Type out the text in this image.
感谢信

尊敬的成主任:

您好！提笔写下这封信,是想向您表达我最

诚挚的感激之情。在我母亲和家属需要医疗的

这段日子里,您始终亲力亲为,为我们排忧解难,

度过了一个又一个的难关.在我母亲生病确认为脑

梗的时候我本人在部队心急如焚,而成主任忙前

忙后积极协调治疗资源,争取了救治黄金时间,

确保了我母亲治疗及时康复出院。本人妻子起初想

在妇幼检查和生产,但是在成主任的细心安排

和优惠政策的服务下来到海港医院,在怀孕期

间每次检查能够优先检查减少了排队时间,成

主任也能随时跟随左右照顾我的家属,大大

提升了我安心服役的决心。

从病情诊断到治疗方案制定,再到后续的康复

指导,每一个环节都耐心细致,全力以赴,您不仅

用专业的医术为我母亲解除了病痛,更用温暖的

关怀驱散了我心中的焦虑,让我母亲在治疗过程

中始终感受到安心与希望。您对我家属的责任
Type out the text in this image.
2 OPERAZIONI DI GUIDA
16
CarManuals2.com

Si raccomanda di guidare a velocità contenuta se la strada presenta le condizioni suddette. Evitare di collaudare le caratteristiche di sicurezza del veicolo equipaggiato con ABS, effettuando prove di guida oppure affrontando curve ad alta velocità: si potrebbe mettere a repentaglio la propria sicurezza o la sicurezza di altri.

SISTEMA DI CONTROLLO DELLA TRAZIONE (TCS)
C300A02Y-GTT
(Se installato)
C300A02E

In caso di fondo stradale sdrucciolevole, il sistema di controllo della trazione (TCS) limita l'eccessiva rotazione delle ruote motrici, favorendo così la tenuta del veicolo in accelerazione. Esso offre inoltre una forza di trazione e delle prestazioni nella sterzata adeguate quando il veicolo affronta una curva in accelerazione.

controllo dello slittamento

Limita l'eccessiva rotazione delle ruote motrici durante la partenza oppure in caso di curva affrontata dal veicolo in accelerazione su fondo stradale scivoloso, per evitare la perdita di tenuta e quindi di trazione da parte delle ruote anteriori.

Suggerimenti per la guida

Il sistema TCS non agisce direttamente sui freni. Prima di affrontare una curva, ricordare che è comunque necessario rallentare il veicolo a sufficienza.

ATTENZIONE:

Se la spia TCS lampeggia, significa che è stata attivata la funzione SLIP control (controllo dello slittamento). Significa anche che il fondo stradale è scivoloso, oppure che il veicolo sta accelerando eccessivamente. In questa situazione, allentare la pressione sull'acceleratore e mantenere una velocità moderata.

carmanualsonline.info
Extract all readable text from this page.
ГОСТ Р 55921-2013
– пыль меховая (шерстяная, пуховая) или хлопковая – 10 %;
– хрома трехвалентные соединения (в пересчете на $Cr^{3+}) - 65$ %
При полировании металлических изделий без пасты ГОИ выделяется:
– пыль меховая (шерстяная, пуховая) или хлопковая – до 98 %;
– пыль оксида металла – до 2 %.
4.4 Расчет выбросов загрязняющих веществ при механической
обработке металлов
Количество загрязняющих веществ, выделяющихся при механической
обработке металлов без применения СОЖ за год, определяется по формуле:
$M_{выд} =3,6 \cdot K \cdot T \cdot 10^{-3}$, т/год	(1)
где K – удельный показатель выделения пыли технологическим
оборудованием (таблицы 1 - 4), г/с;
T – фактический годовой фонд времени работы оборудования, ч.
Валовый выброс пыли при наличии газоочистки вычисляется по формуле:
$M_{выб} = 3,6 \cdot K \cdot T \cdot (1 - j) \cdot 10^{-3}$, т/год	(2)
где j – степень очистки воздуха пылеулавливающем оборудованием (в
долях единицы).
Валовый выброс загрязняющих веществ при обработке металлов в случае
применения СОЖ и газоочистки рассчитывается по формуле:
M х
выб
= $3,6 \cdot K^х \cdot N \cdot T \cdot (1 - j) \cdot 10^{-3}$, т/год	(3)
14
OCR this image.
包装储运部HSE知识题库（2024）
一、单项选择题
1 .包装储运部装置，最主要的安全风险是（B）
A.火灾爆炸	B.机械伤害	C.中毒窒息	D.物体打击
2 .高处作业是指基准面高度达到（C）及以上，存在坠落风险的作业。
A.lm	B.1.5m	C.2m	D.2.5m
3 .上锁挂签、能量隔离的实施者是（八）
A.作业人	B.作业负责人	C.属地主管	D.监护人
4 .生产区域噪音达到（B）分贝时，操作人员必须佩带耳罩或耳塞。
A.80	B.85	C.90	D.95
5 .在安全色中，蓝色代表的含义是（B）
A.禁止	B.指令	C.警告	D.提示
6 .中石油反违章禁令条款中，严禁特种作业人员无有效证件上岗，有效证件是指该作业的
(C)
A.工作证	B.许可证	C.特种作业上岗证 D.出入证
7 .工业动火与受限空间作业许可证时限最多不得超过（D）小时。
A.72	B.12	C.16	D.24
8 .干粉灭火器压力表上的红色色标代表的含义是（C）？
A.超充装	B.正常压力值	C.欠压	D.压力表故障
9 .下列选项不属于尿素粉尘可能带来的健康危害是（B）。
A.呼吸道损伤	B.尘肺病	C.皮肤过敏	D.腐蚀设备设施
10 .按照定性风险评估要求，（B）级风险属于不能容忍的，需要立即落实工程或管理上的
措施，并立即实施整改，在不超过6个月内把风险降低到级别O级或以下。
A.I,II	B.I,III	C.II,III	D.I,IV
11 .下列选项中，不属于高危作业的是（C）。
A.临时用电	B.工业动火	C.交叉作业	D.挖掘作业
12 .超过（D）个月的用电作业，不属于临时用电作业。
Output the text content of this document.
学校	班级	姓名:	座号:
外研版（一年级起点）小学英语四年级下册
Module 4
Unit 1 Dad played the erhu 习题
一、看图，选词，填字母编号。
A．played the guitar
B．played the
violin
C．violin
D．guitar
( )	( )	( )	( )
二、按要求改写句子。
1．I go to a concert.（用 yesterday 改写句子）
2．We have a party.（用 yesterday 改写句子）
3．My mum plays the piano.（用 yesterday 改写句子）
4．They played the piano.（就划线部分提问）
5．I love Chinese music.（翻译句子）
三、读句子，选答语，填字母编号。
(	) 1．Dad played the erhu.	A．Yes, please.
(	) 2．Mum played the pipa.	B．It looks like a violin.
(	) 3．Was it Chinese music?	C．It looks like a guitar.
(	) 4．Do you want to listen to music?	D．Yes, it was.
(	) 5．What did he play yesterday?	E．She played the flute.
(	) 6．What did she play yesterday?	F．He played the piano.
********
Given task: Read the data above and pull out each line that holds the string "like".

Full response:
(	) 2．Mum played the pipa.	B．It looks like a violin.
(	) 3．Was it Chinese music?	C．It looks like a guitar.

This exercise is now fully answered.